Supplied entries:
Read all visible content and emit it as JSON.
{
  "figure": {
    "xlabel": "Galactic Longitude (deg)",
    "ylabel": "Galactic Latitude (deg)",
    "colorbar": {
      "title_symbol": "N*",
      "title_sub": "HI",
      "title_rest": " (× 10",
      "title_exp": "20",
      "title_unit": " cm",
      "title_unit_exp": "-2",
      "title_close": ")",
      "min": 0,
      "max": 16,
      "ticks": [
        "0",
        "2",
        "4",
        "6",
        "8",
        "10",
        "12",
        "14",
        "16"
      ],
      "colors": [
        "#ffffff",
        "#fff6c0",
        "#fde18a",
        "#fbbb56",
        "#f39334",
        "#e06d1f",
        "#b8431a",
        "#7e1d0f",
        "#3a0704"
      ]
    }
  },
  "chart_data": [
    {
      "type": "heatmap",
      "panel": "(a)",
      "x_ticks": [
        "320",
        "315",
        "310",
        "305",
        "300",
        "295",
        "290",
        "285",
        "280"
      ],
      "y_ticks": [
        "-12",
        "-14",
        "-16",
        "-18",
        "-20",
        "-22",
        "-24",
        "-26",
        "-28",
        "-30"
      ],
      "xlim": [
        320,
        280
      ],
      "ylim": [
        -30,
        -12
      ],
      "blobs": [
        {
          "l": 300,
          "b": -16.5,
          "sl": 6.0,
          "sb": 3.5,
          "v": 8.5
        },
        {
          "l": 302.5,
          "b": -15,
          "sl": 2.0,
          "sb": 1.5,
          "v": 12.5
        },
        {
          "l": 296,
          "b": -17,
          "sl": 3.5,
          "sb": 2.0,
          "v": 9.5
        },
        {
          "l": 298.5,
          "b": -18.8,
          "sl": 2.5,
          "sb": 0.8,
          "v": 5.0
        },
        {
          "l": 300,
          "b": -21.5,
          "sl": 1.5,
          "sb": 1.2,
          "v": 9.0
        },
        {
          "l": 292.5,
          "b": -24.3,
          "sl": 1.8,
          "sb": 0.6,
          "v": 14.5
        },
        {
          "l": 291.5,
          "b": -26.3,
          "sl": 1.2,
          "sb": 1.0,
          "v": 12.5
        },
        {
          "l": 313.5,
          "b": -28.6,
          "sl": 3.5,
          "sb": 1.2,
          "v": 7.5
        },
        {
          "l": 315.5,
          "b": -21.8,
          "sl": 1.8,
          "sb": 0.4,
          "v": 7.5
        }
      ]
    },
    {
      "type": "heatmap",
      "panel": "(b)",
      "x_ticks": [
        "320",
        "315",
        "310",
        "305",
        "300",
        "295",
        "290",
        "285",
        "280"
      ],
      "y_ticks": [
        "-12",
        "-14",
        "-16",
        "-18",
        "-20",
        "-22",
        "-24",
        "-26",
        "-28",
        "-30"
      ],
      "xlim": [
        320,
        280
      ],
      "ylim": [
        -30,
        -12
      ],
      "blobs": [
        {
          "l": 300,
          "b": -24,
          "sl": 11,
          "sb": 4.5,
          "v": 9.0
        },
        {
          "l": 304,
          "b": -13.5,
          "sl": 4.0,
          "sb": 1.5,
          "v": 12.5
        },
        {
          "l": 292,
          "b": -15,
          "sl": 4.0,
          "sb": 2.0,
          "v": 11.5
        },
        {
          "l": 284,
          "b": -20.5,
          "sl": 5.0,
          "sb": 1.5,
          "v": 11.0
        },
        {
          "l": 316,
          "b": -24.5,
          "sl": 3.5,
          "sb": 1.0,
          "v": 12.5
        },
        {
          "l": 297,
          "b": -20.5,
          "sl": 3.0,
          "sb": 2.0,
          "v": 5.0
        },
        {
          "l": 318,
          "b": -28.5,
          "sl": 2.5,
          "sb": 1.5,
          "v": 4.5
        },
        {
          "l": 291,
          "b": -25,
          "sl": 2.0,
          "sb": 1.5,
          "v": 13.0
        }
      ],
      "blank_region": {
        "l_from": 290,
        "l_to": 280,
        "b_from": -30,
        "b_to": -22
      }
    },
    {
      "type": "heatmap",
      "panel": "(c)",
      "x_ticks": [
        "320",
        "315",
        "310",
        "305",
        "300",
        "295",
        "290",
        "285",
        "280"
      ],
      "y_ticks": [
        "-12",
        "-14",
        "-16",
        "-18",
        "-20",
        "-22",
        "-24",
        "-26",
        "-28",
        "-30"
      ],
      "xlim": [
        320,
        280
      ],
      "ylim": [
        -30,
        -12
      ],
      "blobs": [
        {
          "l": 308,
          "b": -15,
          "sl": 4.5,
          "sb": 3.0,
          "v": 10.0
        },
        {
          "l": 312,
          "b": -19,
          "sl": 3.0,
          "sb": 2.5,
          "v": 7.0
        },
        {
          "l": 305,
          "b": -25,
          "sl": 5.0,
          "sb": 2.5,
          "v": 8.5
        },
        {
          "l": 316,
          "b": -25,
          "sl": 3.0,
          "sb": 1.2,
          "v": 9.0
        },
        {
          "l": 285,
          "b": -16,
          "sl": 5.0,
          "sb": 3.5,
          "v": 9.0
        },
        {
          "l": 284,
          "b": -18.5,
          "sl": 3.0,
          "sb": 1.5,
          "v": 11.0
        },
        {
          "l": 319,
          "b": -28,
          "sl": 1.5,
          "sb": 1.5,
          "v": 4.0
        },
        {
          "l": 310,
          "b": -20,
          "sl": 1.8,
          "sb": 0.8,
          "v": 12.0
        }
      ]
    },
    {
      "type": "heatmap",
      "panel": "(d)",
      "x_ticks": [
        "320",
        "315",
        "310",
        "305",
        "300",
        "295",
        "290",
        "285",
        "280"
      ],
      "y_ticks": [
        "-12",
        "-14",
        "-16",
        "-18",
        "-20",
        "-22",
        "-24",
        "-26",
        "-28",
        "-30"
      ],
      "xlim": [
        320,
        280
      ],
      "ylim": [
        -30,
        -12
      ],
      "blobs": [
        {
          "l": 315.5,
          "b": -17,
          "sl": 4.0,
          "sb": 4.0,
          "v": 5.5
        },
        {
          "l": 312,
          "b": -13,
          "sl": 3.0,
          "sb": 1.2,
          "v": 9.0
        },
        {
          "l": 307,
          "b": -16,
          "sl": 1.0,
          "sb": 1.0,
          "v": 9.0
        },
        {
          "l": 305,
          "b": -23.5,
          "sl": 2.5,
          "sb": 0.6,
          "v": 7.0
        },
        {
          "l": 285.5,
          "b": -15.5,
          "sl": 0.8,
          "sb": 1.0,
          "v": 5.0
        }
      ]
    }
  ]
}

Directions:
Search the entries for the word "Galactic" and gather every line where it appears.

Finished exercise:
    "xlabel": "Galactic Longitude (deg)",
    "ylabel": "Galactic Latitude (deg)",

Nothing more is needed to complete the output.